The records below are to be quoted in full; please keep every word exact.

*** Task data

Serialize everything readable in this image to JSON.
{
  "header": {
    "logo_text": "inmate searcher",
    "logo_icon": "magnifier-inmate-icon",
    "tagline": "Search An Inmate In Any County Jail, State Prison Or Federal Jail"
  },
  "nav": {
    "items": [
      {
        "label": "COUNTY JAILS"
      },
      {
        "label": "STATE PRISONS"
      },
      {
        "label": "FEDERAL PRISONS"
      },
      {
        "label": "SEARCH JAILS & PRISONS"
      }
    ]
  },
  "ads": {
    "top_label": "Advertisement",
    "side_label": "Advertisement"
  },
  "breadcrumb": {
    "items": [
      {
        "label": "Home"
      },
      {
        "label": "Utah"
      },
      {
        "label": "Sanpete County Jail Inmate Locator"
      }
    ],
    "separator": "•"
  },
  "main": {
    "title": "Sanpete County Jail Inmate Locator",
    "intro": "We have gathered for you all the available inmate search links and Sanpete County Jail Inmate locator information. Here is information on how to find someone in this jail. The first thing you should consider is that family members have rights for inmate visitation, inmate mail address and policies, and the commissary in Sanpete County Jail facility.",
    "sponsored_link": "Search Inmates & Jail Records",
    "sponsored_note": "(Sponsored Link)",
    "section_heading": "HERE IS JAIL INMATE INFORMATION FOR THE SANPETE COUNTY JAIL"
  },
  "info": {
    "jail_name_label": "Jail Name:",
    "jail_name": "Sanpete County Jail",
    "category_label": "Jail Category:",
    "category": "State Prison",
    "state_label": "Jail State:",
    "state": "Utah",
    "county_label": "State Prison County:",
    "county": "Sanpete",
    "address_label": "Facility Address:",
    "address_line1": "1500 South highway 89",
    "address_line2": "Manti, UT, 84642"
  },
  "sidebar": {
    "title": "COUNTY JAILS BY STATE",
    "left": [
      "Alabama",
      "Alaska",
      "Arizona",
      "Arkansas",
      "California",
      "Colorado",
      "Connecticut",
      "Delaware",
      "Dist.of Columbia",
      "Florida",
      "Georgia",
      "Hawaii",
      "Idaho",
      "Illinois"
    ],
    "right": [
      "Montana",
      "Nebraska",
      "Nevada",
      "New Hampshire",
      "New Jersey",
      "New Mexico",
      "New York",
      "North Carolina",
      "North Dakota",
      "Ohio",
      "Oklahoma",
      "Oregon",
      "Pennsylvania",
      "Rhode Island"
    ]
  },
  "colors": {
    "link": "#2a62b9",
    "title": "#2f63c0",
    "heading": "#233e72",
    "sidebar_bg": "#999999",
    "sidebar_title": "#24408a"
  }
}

******

### Solution to this exercise
Serialize everything readable in this image to JSON.
{
  "header": {
    "logo_text": "inmate searcher",
    "logo_icon": "magnifier-inmate-icon",
    "tagline": "Search An Inmate In Any County Jail, State Prison Or Federal Jail"
  },
  "nav": {
    "items": [
      {
        "label": "COUNTY JAILS"
      },
      {
        "label": "STATE PRISONS"
      },
      {
        "label": "FEDERAL PRISONS"
      },
      {
        "label": "SEARCH JAILS & PRISONS"
      }
    ]
  },
  "ads": {
    "top_label": "Advertisement",
    "side_label": "Advertisement"
  },
  "breadcrumb": {
    "items": [
      {
        "label": "Home"
      },
      {
        "label": "Utah"
      },
      {
        "label": "Sanpete County Jail Inmate Locator"
      }
    ],
    "separator": "•"
  },
  "main": {
    "title": "Sanpete County Jail Inmate Locator",
    "intro": "We have gathered for you all the available inmate search links and Sanpete County Jail Inmate locator information. Here is information on how to find someone in this jail. The first thing you should consider is that family members have rights for inmate visitation, inmate mail address and policies, and the commissary in Sanpete County Jail facility.",
    "sponsored_link": "Search Inmates & Jail Records",
    "sponsored_note": "(Sponsored Link)",
    "section_heading": "HERE IS JAIL INMATE INFORMATION FOR THE SANPETE COUNTY JAIL"
  },
  "info": {
    "jail_name_label": "Jail Name:",
    "jail_name": "Sanpete County Jail",
    "category_label": "Jail Category:",
    "category": "State Prison",
    "state_label": "Jail State:",
    "state": "Utah",
    "county_label": "State Prison County:",
    "county": "Sanpete",
    "address_label": "Facility Address:",
    "address_line1": "1500 South highway 89",
    "address_line2": "Manti, UT, 84642"
  },
  "sidebar": {
    "title": "COUNTY JAILS BY STATE",
    "left": [
      "Alabama",
      "Alaska",
      "Arizona",
      "Arkansas",
      "California",
      "Colorado",
      "Connecticut",
      "Delaware",
      "Dist.of Columbia",
      "Florida",
      "Georgia",
      "Hawaii",
      "Idaho",
      "Illinois"
    ],
    "right": [
      "Montana",
      "Nebraska",
      "Nevada",
      "New Hampshire",
      "New Jersey",
      "New Mexico",
      "New York",
      "North Carolina",
      "North Dakota",
      "Ohio",
      "Oklahoma",
      "Oregon",
      "Pennsylvania",
      "Rhode Island"
    ]
  },
  "colors": {
    "link": "#2a62b9",
    "title": "#2f63c0",
    "heading": "#233e72",
    "sidebar_bg": "#999999",
    "sidebar_title": "#24408a"
  }
}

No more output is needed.